## Data excerpts
........

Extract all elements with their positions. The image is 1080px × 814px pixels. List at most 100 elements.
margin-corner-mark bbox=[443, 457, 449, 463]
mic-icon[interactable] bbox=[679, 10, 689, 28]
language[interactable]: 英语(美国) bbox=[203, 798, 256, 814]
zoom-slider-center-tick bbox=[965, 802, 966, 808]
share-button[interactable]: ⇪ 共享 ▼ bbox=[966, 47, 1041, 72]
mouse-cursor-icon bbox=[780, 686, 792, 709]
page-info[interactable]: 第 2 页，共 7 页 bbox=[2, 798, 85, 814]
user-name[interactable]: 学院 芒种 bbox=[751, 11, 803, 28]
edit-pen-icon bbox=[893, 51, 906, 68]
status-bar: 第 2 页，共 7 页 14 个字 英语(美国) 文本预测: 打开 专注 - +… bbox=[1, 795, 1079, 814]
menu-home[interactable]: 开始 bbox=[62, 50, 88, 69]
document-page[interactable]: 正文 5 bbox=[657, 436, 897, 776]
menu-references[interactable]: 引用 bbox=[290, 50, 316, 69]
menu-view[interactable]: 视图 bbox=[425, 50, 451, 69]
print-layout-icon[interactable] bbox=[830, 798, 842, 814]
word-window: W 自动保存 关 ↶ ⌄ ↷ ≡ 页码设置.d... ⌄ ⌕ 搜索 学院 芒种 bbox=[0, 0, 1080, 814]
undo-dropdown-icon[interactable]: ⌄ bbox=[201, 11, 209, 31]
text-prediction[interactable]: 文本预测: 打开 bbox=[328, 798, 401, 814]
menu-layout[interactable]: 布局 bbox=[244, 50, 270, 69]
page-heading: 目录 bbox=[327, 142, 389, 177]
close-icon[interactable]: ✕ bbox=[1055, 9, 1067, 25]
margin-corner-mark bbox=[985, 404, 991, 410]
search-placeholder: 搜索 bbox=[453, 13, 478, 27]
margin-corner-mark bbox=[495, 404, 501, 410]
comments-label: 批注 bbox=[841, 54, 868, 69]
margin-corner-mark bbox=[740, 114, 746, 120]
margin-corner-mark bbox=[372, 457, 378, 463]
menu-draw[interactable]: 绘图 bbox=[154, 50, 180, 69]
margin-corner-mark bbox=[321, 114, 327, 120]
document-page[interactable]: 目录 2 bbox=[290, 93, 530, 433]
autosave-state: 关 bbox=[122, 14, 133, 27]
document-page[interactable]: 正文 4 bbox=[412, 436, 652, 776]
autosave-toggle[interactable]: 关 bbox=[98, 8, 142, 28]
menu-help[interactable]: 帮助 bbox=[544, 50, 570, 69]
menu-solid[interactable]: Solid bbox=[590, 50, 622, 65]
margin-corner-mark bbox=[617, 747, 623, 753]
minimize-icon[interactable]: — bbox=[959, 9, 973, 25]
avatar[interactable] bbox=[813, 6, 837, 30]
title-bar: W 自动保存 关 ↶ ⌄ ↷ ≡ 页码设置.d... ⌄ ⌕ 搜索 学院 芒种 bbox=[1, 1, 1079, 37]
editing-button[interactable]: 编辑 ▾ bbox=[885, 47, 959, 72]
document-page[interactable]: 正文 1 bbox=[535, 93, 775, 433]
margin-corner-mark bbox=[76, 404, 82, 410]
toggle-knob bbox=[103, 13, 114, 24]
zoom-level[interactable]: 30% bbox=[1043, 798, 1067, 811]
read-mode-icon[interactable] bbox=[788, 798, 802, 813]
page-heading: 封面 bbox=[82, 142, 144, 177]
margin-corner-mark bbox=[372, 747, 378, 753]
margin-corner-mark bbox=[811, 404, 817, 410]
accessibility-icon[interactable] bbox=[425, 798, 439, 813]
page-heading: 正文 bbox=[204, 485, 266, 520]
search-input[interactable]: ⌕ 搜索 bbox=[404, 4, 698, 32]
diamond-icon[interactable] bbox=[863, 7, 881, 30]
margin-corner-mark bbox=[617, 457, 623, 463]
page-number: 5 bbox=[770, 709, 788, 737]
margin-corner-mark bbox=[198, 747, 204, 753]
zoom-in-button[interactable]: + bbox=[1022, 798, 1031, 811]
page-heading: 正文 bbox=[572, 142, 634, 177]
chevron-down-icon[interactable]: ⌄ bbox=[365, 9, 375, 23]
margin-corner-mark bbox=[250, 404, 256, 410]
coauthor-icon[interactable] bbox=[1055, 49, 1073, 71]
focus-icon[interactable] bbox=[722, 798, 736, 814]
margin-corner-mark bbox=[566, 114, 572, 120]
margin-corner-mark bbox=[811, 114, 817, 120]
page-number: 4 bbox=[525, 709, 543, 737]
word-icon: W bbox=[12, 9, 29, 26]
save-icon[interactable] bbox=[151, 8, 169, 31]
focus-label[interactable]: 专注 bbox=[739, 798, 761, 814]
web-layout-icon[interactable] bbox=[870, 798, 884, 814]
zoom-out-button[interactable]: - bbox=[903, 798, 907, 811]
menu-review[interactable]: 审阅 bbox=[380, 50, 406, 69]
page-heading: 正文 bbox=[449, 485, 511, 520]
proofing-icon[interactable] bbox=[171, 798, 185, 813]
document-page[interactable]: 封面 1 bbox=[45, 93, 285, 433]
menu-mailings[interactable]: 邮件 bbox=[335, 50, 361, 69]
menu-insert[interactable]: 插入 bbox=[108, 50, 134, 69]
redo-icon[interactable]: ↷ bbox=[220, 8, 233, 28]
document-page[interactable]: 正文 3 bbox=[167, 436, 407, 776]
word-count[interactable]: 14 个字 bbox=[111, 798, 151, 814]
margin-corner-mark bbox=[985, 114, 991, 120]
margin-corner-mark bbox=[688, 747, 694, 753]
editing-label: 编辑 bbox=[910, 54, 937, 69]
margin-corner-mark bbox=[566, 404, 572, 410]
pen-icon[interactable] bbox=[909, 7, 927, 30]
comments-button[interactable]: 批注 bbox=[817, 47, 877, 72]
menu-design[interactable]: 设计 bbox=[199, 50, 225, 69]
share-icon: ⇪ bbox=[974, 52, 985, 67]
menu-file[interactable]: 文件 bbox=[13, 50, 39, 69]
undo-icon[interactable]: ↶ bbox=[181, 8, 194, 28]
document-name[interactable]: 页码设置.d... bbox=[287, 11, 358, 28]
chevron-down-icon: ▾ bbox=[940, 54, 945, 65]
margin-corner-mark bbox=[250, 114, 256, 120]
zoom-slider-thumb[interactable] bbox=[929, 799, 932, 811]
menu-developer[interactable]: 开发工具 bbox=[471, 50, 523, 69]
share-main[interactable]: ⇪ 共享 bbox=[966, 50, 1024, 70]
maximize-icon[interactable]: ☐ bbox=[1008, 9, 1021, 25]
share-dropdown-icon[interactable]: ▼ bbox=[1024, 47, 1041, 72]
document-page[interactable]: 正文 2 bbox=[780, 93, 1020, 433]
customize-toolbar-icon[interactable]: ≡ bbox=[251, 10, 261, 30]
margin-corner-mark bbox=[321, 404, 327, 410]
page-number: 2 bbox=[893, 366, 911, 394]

........

## Instructions to follow
Show every line in the entries above that contains the string "button".

## Task response
share-button[interactable]: ⇪ 共享 ▼ bbox=[966, 47, 1041, 72]
editing-button[interactable]: 编辑 ▾ bbox=[885, 47, 959, 72]
zoom-in-button[interactable]: + bbox=[1022, 798, 1031, 811]
zoom-out-button[interactable]: - bbox=[903, 798, 907, 811]
comments-button[interactable]: 批注 bbox=[817, 47, 877, 72]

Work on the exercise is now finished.